— BEGIN Exercise input —
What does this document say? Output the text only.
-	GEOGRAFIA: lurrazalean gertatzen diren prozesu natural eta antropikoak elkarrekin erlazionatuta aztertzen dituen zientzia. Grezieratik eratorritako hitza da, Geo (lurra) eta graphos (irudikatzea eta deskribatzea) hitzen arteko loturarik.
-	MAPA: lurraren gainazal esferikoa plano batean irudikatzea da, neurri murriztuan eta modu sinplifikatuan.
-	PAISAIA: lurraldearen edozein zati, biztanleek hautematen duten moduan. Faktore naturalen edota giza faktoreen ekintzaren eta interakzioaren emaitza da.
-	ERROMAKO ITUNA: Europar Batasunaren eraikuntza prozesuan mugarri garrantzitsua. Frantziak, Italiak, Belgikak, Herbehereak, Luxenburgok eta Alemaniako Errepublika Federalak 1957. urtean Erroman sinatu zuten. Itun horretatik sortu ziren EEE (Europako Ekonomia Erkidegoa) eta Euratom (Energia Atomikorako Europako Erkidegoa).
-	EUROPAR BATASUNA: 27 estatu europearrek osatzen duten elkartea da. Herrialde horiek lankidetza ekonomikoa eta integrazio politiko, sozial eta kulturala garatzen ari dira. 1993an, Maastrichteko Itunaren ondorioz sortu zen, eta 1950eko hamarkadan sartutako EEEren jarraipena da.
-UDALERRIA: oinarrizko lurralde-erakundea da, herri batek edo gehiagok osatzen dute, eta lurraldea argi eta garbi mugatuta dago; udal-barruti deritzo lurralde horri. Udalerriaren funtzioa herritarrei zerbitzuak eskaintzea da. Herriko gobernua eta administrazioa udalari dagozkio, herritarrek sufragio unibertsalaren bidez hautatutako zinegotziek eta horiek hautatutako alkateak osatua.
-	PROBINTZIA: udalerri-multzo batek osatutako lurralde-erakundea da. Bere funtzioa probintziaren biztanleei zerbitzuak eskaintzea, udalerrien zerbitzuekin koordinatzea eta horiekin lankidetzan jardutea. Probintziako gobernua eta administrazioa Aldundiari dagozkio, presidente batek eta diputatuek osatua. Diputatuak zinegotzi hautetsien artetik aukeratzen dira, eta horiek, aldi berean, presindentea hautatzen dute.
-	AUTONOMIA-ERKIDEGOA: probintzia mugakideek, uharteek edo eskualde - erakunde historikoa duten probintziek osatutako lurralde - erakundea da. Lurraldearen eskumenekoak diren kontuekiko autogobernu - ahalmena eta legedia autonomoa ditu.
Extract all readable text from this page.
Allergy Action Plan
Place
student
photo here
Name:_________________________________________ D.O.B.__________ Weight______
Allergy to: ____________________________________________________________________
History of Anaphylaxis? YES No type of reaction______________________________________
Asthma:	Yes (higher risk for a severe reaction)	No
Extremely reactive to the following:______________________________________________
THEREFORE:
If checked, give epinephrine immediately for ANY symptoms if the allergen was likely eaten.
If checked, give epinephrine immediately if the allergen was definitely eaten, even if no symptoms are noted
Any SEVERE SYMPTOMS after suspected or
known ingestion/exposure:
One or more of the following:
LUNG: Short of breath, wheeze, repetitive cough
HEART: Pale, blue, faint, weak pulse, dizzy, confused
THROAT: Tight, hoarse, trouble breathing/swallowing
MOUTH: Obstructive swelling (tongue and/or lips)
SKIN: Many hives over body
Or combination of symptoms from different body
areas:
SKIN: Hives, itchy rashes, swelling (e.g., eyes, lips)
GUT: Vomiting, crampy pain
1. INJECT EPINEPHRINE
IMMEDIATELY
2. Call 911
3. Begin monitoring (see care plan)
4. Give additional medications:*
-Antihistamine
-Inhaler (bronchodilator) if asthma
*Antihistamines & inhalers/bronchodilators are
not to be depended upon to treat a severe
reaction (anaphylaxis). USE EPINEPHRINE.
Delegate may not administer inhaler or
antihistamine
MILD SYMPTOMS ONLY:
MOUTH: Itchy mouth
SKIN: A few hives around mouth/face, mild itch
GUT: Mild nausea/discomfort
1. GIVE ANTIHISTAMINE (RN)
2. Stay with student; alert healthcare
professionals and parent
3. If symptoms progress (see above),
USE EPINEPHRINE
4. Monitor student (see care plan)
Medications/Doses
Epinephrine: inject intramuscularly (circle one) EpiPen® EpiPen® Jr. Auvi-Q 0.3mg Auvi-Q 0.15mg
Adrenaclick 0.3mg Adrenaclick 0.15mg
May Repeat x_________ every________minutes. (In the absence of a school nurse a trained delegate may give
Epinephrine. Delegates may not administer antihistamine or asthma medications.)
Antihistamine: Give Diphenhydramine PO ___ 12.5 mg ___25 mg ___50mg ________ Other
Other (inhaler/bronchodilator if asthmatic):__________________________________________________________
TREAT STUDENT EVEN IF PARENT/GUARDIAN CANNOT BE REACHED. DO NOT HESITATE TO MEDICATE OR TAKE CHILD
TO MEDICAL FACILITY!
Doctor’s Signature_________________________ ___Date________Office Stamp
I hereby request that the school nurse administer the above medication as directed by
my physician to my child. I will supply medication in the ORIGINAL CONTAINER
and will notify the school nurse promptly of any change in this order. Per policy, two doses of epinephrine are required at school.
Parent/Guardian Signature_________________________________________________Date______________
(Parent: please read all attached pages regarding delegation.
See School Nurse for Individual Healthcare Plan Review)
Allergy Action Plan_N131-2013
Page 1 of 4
— END Exercise input —
Exercise details |
The listing above must be transcribed exactly, line by line.

Response to this task |
What does this document say? Output the text only.
-	GEOGRAFIA: lurrazalean gertatzen diren prozesu natural eta antropikoak elkarrekin erlazionatuta aztertzen dituen zientzia. Grezieratik eratorritako hitza da, Geo (lurra) eta graphos (irudikatzea eta deskribatzea) hitzen arteko loturarik.
-	MAPA: lurraren gainazal esferikoa plano batean irudikatzea da, neurri murriztuan eta modu sinplifikatuan.
-	PAISAIA: lurraldearen edozein zati, biztanleek hautematen duten moduan. Faktore naturalen edota giza faktoreen ekintzaren eta interakzioaren emaitza da.
-	ERROMAKO ITUNA: Europar Batasunaren eraikuntza prozesuan mugarri garrantzitsua. Frantziak, Italiak, Belgikak, Herbehereak, Luxenburgok eta Alemaniako Errepublika Federalak 1957. urtean Erroman sinatu zuten. Itun horretatik sortu ziren EEE (Europako Ekonomia Erkidegoa) eta Euratom (Energia Atomikorako Europako Erkidegoa).
-	EUROPAR BATASUNA: 27 estatu europearrek osatzen duten elkartea da. Herrialde horiek lankidetza ekonomikoa eta integrazio politiko, sozial eta kulturala garatzen ari dira. 1993an, Maastrichteko Itunaren ondorioz sortu zen, eta 1950eko hamarkadan sartutako EEEren jarraipena da.
-UDALERRIA: oinarrizko lurralde-erakundea da, herri batek edo gehiagok osatzen dute, eta lurraldea argi eta garbi mugatuta dago; udal-barruti deritzo lurralde horri. Udalerriaren funtzioa herritarrei zerbitzuak eskaintzea da. Herriko gobernua eta administrazioa udalari dagozkio, herritarrek sufragio unibertsalaren bidez hautatutako zinegotziek eta horiek hautatutako alkateak osatua.
-	PROBINTZIA: udalerri-multzo batek osatutako lurralde-erakundea da. Bere funtzioa probintziaren biztanleei zerbitzuak eskaintzea, udalerrien zerbitzuekin koordinatzea eta horiekin lankidetzan jardutea. Probintziako gobernua eta administrazioa Aldundiari dagozkio, presidente batek eta diputatuek osatua. Diputatuak zinegotzi hautetsien artetik aukeratzen dira, eta horiek, aldi berean, presindentea hautatzen dute.
-	AUTONOMIA-ERKIDEGOA: probintzia mugakideek, uharteek edo eskualde - erakunde historikoa duten probintziek osatutako lurralde - erakundea da. Lurraldearen eskumenekoak diren kontuekiko autogobernu - ahalmena eta legedia autonomoa ditu.
Extract all readable text from this page.
Allergy Action Plan
Place
student
photo here
Name:_________________________________________ D.O.B.__________ Weight______
Allergy to: ____________________________________________________________________
History of Anaphylaxis? YES No type of reaction______________________________________
Asthma:	Yes (higher risk for a severe reaction)	No
Extremely reactive to the following:______________________________________________
THEREFORE:
If checked, give epinephrine immediately for ANY symptoms if the allergen was likely eaten.
If checked, give epinephrine immediately if the allergen was definitely eaten, even if no symptoms are noted
Any SEVERE SYMPTOMS after suspected or
known ingestion/exposure:
One or more of the following:
LUNG: Short of breath, wheeze, repetitive cough
HEART: Pale, blue, faint, weak pulse, dizzy, confused
THROAT: Tight, hoarse, trouble breathing/swallowing
MOUTH: Obstructive swelling (tongue and/or lips)
SKIN: Many hives over body
Or combination of symptoms from different body
areas:
SKIN: Hives, itchy rashes, swelling (e.g., eyes, lips)
GUT: Vomiting, crampy pain
1. INJECT EPINEPHRINE
IMMEDIATELY
2. Call 911
3. Begin monitoring (see care plan)
4. Give additional medications:*
-Antihistamine
-Inhaler (bronchodilator) if asthma
*Antihistamines & inhalers/bronchodilators are
not to be depended upon to treat a severe
reaction (anaphylaxis). USE EPINEPHRINE.
Delegate may not administer inhaler or
antihistamine
MILD SYMPTOMS ONLY:
MOUTH: Itchy mouth
SKIN: A few hives around mouth/face, mild itch
GUT: Mild nausea/discomfort
1. GIVE ANTIHISTAMINE (RN)
2. Stay with student; alert healthcare
professionals and parent
3. If symptoms progress (see above),
USE EPINEPHRINE
4. Monitor student (see care plan)
Medications/Doses
Epinephrine: inject intramuscularly (circle one) EpiPen® EpiPen® Jr. Auvi-Q 0.3mg Auvi-Q 0.15mg
Adrenaclick 0.3mg Adrenaclick 0.15mg
May Repeat x_________ every________minutes. (In the absence of a school nurse a trained delegate may give
Epinephrine. Delegates may not administer antihistamine or asthma medications.)
Antihistamine: Give Diphenhydramine PO ___ 12.5 mg ___25 mg ___50mg ________ Other
Other (inhaler/bronchodilator if asthmatic):__________________________________________________________
TREAT STUDENT EVEN IF PARENT/GUARDIAN CANNOT BE REACHED. DO NOT HESITATE TO MEDICATE OR TAKE CHILD
TO MEDICAL FACILITY!
Doctor’s Signature_________________________ ___Date________Office Stamp
I hereby request that the school nurse administer the above medication as directed by
my physician to my child. I will supply medication in the ORIGINAL CONTAINER
and will notify the school nurse promptly of any change in this order. Per policy, two doses of epinephrine are required at school.
Parent/Guardian Signature_________________________________________________Date______________
(Parent: please read all attached pages regarding delegation.
See School Nurse for Individual Healthcare Plan Review)
Allergy Action Plan_N131-2013
Page 1 of 4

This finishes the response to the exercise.